■ **COSA FARE**: Ricopia dal testo su Kiev in tempo di guerra il passo che va da "Nel centro di" fino a "milioni di ucraini." incluso.

■ **ESTRATTO DEL TESTO**:
Nel centro di Kiev la vita sembra scorrere tranquillamente. Passeggiando per le vie innevate della città, non si direbbe che l’Ucraina sia un Paese in guerra. Bar e negozi riversano su viale Khreshatyk luci colorate e musica a tutto volume. Il conflitto nel Donbass sembra appartenere a un altro mondo o a un’altra epoca. Basta però parlare con la gente del posto, dare un’occhiata ai telegiornali locali, per accorgersi subito che la guerra contro i miliziani filorussi è, e soprattutto è tornata ad essere, la prima preoccupazione per milioni di ucraini.
Lo scontro navale di una settimana fa al largo della Crimea ha riacceso il timore di un’invasione russa in una popolazione che si sente parzialmente protetta dalla Nato, ma sacrificata in cambio del gas di Putin dall’Unione europea. Da quella stessa Unione europea in nome della quale cinque anni fa è scoppiata la rivolta di Maidan. È da lì che tutto ha avuto inizio. Gli eventi si sono susseguiti rapidamente come in una reazione a catena. La fuga del presidente filorusso Yanukovich. L’invasione russa della Crimea con uomini armati e senza insegne di riconoscimento. E infine la guerra nel Sud-Est ucraino, dove il Cremlino sostiene militarmente i separatisti. In quattro anni e mezzo di combattimenti sono morte 10.300 persone. Un milione e mezzo sono state costrette ad abbandonare le loro case. Il conflitto si riaccenderà dopo la cattura da parte dei russi di tre navi militari ucraine e dei loro equipaggi? A Kiev tanti sono convinti di sì.
«Attaccheranno»
Viktor si trascina con i suoi stivali e la mimetica tra la neve alta davanti al Teatro dell’Opera. È un militare di leva di 22 anni. «I russi attaccheranno, ma noi li respingeremo», dice. «Non ho paura», assicura orgoglioso davanti alla sua ragazza. Del resto non è mai stato sul fronte e non ha mai visto la guerra coi propri occhi. «Non mi aspetto mica che i carri armati russi arrivino a Kiev. Altrimenti interverrebbero gli americani e la Nato e scoppierebbe la terza guerra mondiale. Attaccheranno di nuovo nel Donbass. Ma alla fine vinceremo noi». Viktor viene da Kharkiv, nell’Est russofono. «Ma l’esercito - spiega - sta unendo il Paese e io considero fratelli tutti i miei commilitoni, anche quelli dell’Ovest» più nazionalista.
Marina ha 41 anni. Fa la commessa in un negozio di vestiti, ma sotto il cappotto indossa un vecchio maglione consunto. «Un attacco - afferma - è possibile in qualunque momento. Però mi auguro che non avvenga. Siamo stanchi della guerra, vogliamo la pace». L’Unione europea? «Dovrebbe sostenerci di più, imporre più sanzioni alla Russia. Ma ha paura di far arrabbiare Putin e perdere le forniture di metano russo. Mi pare che ora anche la Germania - dice riferendosi al Nord Stream 2 - stia costruendo una nuova conduttura sotto il Baltico per importare più gas dalla Russia». Per Marina la soluzione è una sola: l’ingresso nella Nato e nell’Unione europea. Ma la via per ora è di fatto bloccata dalla guerra.

■ **DATI GREZZI**:
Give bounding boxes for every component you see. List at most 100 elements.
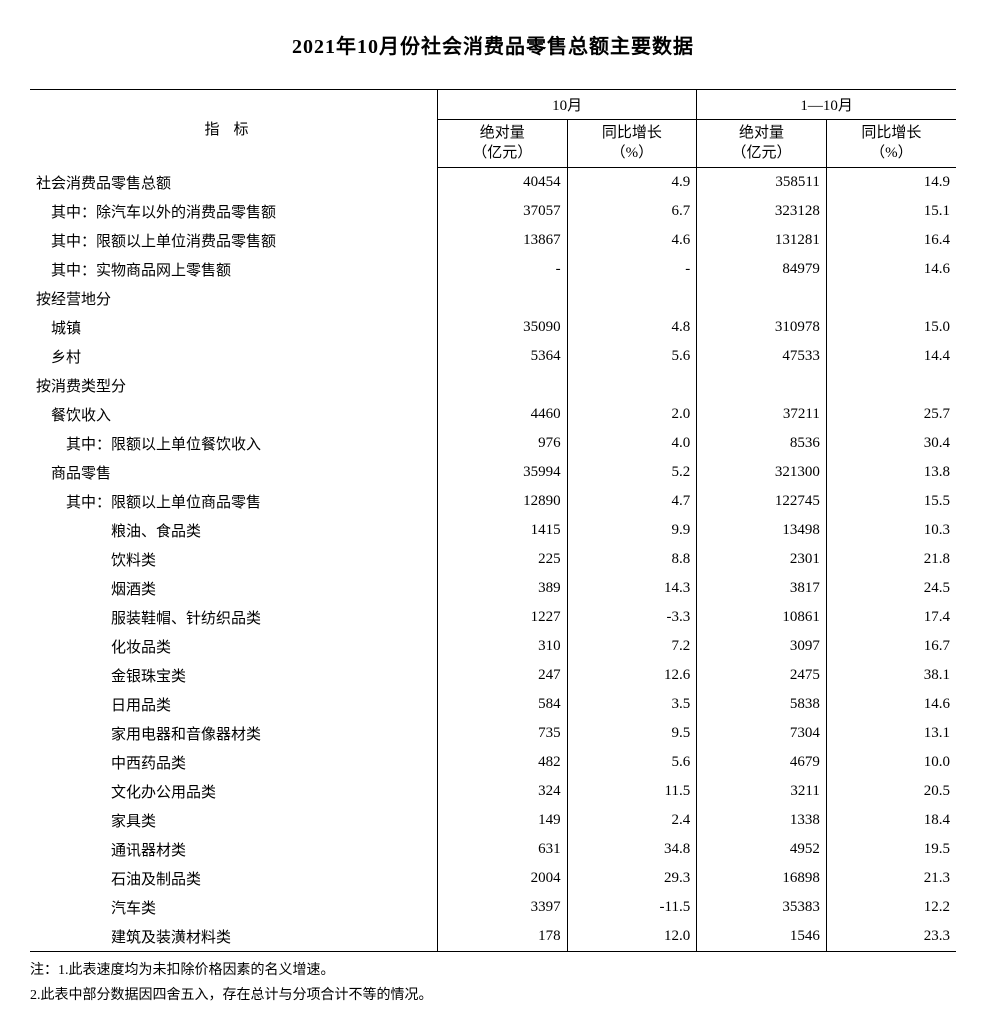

■ **RISPOSTA AL COMPITO**:
Nel centro di Kiev la vita sembra scorrere tranquillamente. Passeggiando per le vie innevate della città, non si direbbe che l’Ucraina sia un Paese in guerra. Bar e negozi riversano su viale Khreshatyk luci colorate e musica a tutto volume. Il conflitto nel Donbass sembra appartenere a un altro mondo o a un’altra epoca. Basta però parlare con la gente del posto, dare un’occhiata ai telegiornali locali, per accorgersi subito che la guerra contro i miliziani filorussi è, e soprattutto è tornata ad essere, la prima preoccupazione per milioni di ucraini.